- _SET TASK_
Return each line containing "rabarbaru".

--- begin TASK INPUT ---

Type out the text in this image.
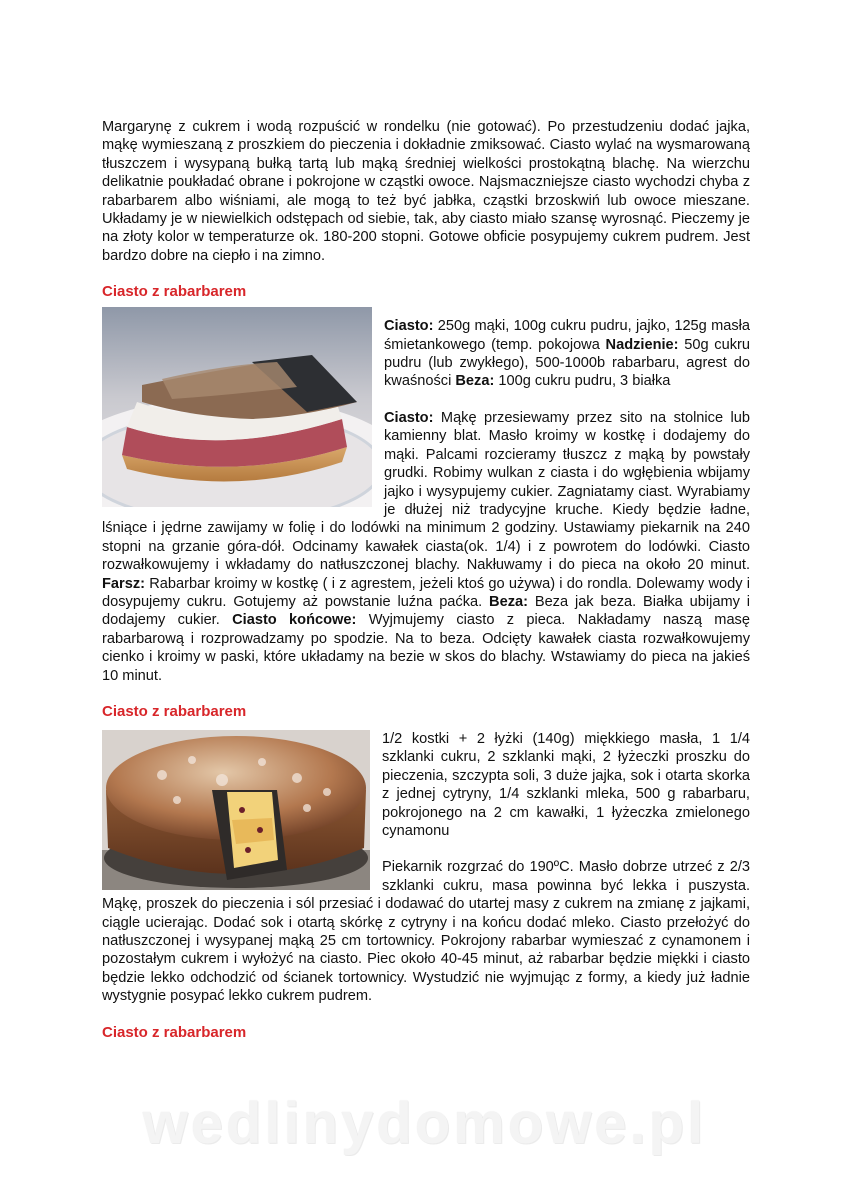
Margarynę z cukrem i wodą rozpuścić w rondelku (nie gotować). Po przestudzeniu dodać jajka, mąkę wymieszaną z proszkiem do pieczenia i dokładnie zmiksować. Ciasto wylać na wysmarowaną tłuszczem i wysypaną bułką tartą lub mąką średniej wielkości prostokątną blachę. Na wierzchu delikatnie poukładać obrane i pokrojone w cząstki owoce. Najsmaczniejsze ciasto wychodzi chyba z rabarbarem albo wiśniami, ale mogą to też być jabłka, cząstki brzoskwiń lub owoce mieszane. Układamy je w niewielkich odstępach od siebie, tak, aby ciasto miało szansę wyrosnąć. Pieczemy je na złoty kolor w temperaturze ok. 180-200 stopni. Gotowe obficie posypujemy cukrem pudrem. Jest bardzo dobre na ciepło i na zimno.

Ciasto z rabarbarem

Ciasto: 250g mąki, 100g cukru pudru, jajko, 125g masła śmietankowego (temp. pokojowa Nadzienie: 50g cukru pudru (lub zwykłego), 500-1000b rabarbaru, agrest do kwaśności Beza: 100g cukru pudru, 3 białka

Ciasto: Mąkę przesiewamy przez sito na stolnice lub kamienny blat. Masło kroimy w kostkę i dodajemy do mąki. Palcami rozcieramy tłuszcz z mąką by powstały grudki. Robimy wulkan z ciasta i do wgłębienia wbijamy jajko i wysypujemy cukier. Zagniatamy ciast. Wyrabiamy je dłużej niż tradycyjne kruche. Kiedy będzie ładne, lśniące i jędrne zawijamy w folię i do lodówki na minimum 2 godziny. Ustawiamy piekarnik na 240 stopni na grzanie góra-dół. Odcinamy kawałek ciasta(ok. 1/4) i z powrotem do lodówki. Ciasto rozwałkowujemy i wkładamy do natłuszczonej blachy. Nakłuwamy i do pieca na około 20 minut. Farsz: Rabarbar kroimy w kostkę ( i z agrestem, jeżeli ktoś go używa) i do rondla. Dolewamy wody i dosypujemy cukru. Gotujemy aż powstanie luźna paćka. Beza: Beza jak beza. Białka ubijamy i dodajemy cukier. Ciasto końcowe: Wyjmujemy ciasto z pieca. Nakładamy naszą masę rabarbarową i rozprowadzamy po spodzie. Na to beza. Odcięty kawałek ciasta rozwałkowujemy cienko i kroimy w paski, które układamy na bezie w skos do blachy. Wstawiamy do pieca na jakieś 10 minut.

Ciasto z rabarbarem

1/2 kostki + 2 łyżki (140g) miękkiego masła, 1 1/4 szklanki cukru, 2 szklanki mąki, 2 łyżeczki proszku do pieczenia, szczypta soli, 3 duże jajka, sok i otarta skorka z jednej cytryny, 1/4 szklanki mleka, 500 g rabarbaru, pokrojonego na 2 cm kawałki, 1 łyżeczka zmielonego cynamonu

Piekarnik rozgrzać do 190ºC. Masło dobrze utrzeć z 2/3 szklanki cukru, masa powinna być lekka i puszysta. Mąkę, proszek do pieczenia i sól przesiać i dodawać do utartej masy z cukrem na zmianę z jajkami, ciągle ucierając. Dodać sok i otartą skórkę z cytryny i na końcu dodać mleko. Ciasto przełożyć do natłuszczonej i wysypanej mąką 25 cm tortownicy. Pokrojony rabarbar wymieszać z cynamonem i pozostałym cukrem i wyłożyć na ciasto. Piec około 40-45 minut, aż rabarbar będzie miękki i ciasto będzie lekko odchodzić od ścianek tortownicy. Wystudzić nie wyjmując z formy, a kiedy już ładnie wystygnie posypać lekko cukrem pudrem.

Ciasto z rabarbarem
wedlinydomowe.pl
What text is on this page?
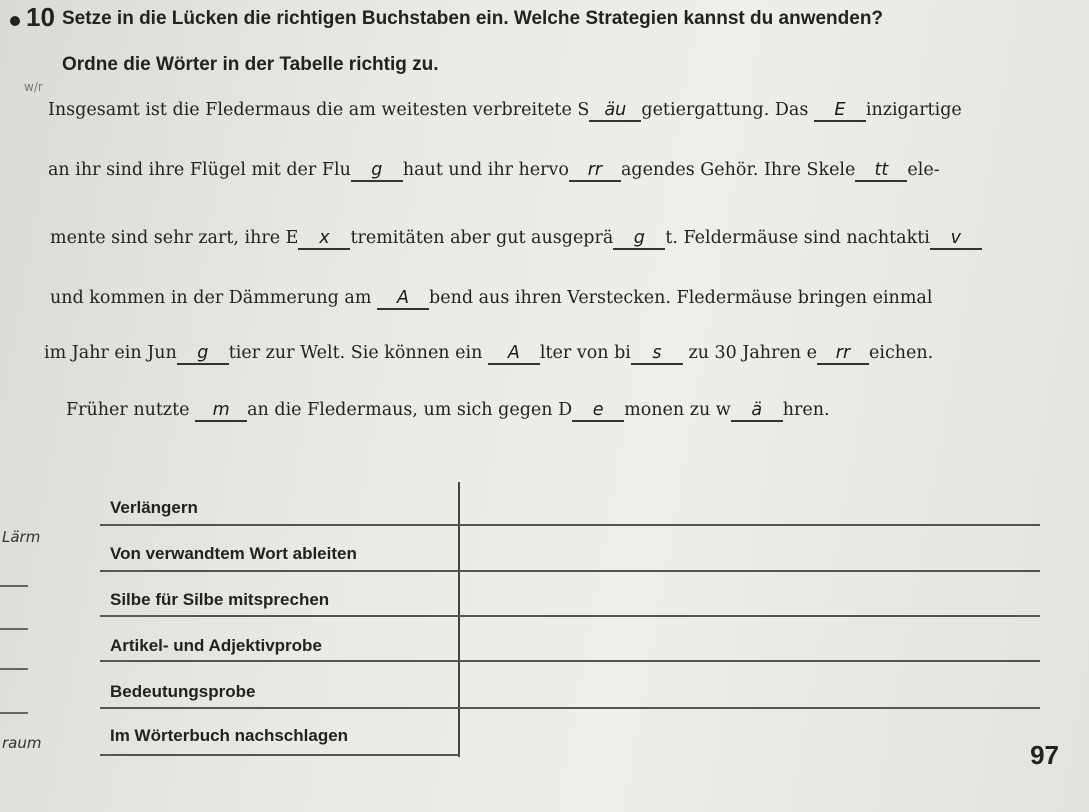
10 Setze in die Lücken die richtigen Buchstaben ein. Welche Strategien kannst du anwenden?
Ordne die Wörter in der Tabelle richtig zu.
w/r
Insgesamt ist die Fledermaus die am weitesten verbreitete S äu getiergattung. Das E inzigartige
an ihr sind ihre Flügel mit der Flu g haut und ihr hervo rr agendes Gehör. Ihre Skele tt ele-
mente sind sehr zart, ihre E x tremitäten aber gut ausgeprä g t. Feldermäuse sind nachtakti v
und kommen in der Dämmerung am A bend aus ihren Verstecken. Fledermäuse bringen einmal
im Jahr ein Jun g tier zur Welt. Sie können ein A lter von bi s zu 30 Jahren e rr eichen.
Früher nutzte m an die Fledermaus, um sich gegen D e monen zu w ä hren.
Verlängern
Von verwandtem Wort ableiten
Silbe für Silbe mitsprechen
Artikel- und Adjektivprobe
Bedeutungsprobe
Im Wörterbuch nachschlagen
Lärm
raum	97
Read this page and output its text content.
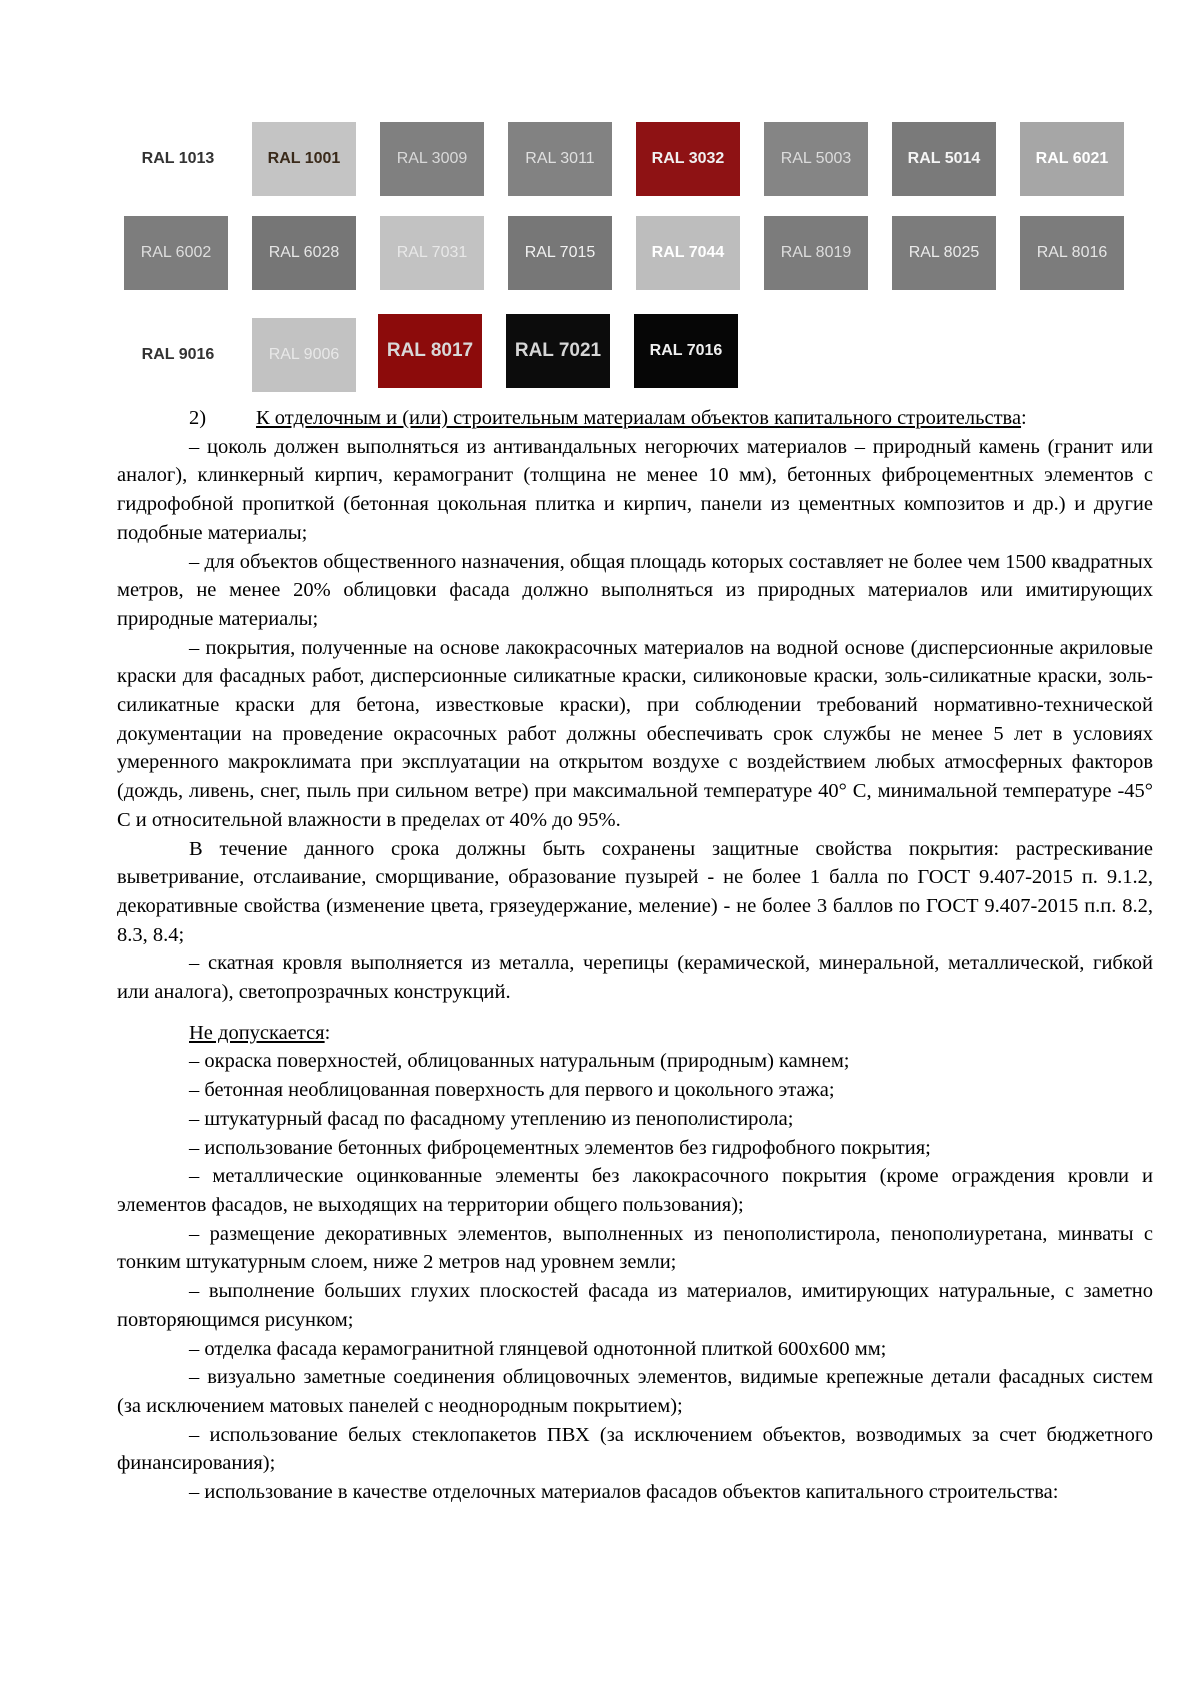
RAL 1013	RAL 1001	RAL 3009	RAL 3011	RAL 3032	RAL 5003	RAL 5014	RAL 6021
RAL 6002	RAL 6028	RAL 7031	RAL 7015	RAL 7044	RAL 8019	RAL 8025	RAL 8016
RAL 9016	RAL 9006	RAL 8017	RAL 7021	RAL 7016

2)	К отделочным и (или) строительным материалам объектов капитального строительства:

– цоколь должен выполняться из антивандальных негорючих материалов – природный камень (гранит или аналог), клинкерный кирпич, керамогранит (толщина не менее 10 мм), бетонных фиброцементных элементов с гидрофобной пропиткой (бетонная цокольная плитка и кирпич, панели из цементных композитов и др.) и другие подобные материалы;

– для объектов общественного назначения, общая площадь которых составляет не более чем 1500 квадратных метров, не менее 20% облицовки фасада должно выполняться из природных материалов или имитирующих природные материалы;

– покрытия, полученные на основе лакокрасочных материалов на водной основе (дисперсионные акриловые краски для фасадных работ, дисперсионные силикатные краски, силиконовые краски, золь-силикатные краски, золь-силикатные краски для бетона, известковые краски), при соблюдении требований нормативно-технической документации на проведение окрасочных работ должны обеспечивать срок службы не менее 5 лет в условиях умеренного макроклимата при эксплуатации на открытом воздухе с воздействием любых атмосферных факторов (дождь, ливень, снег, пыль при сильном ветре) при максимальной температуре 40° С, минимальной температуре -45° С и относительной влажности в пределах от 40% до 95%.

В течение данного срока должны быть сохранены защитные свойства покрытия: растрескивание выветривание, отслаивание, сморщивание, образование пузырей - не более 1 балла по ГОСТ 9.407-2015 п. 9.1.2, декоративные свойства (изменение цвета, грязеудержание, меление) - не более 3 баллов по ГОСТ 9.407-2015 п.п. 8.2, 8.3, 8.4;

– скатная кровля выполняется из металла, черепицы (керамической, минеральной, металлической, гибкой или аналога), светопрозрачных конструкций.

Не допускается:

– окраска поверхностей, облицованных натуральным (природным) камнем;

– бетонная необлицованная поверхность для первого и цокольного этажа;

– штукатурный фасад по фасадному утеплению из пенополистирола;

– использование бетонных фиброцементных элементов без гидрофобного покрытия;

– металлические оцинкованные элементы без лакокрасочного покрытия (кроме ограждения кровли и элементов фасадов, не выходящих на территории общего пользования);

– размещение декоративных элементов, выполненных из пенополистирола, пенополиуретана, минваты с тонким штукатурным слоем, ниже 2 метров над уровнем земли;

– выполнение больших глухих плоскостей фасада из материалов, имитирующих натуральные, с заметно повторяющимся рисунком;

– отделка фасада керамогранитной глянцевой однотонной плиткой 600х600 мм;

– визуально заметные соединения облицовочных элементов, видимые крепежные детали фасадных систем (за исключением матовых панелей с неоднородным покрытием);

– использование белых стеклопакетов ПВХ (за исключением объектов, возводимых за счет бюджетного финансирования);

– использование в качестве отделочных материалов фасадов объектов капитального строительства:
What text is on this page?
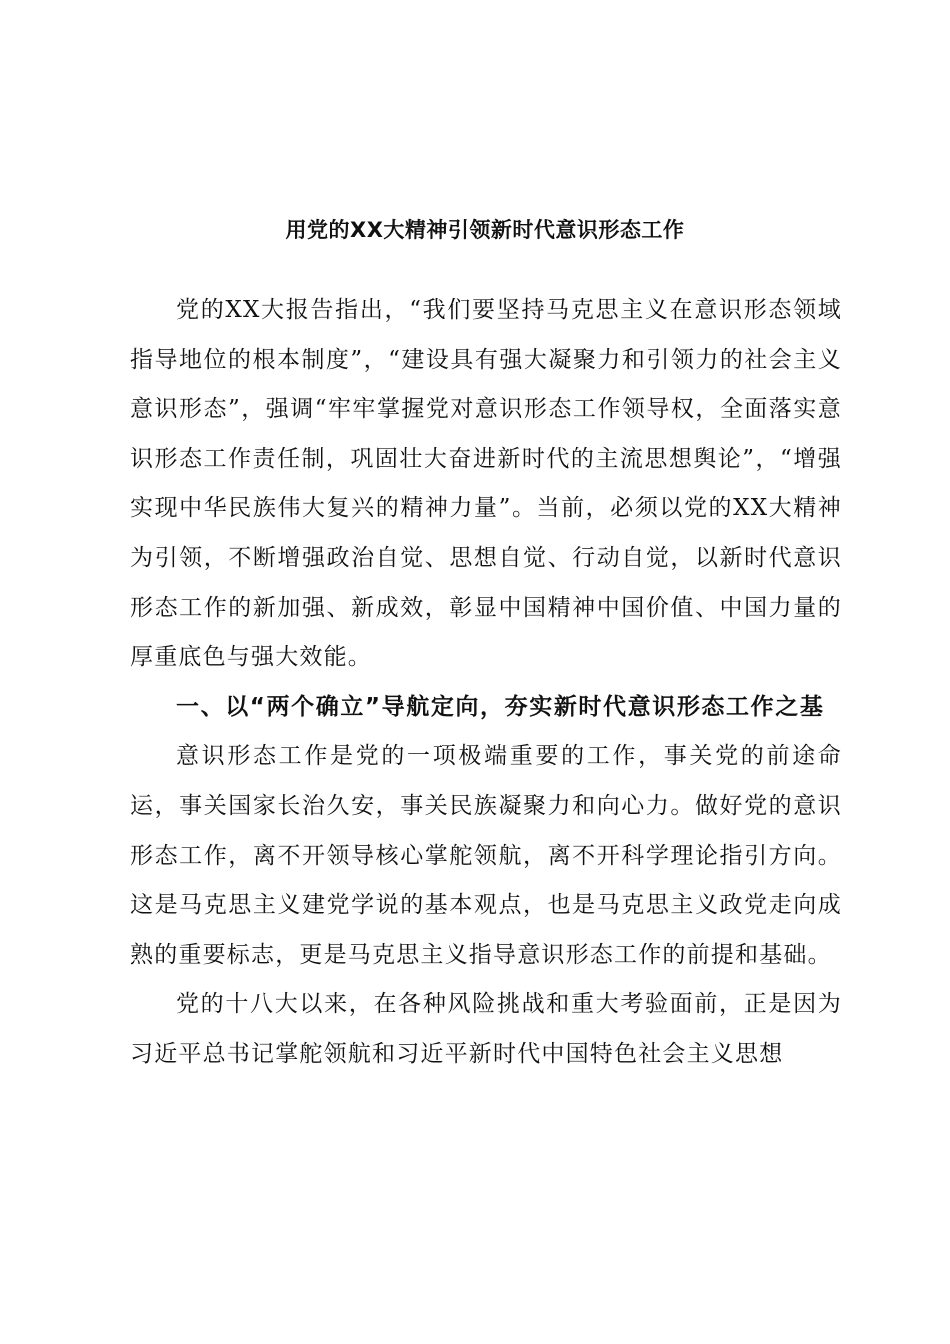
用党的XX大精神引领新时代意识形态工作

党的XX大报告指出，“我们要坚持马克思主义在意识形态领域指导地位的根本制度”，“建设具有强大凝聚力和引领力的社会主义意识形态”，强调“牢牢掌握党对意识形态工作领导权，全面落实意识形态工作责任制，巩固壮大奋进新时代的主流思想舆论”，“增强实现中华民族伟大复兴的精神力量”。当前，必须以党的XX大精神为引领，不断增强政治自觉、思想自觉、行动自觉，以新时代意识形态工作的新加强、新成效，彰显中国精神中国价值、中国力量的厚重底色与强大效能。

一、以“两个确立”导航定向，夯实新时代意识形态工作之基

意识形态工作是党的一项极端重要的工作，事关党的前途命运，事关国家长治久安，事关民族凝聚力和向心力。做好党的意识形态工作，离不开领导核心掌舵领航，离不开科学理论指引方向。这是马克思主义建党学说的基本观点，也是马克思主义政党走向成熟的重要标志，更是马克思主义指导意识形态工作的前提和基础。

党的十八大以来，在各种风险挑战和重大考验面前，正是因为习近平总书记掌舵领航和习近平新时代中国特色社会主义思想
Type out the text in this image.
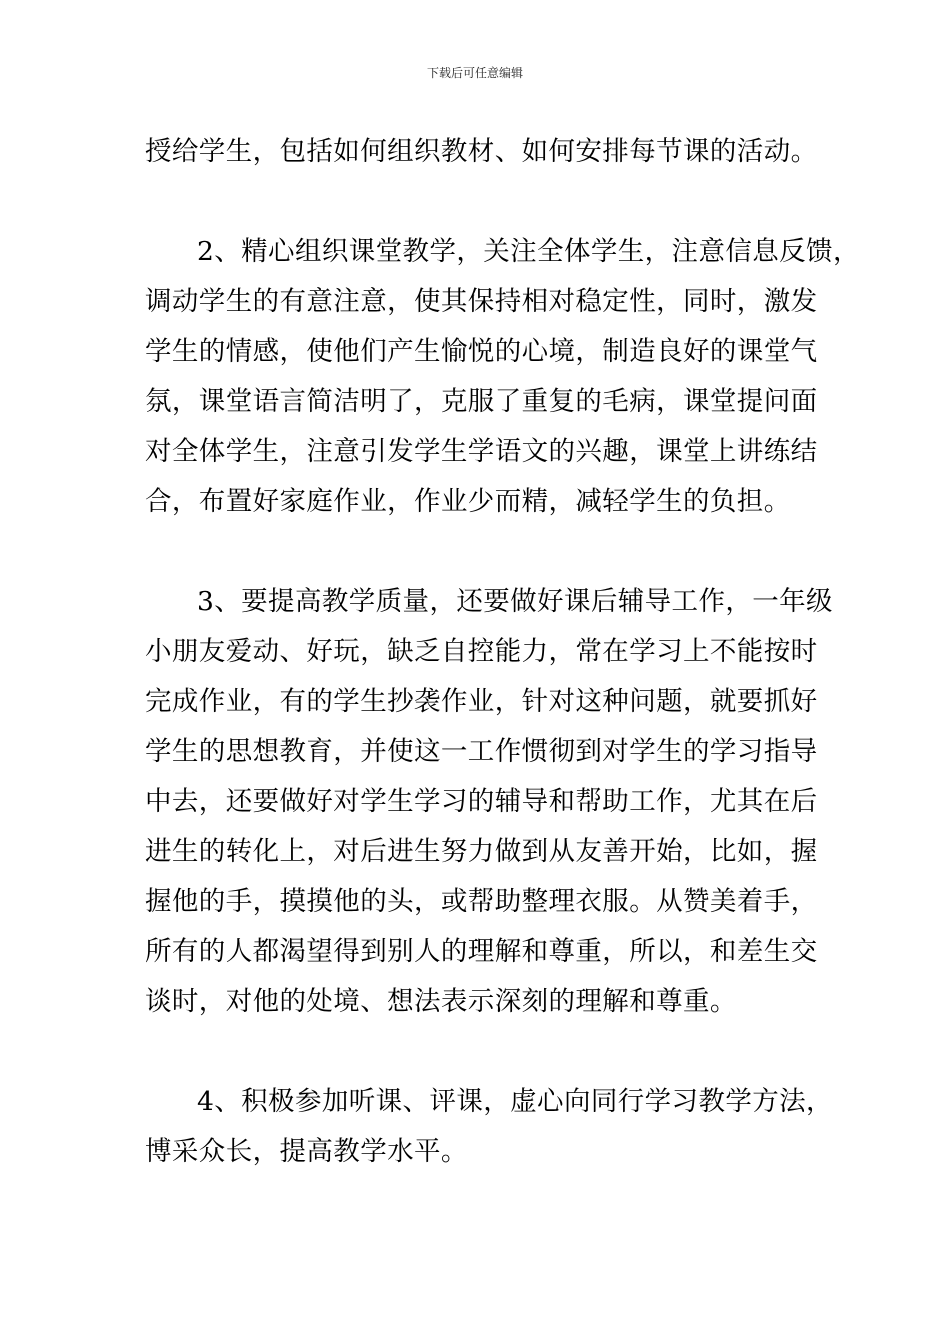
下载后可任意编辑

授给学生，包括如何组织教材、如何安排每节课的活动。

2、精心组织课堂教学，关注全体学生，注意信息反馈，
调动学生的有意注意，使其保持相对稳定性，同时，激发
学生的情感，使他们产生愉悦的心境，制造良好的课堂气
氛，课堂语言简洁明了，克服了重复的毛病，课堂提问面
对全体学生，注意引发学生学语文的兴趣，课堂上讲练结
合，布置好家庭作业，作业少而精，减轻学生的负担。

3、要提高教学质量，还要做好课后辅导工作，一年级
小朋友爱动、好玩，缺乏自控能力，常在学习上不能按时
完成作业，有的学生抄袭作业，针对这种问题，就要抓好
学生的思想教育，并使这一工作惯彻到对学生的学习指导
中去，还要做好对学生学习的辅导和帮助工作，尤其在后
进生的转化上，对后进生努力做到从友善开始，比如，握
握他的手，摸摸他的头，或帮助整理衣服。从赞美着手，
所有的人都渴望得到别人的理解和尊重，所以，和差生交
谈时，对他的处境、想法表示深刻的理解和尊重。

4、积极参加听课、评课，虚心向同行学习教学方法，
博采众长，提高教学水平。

--- end TASK INPUT ---

- _SOLVED PROBLEM_
Ciasto: 250g mąki, 100g cukru pudru, jajko, 125g masła śmietankowego (temp. pokojowa Nadzienie: 50g cukru pudru (lub zwykłego), 500-1000b rabarbaru, agrest do kwaśności Beza: 100g cukru pudru, 3 białka
1/2 kostki + 2 łyżki (140g) miękkiego masła, 1 1/4 szklanki cukru, 2 szklanki mąki, 2 łyżeczki proszku do pieczenia, szczypta soli, 3 duże jajka, sok i otarta skorka z jednej cytryny, 1/4 szklanki mleka, 500 g rabarbaru, pokrojonego na 2 cm kawałki, 1 łyżeczka zmielonego cynamonu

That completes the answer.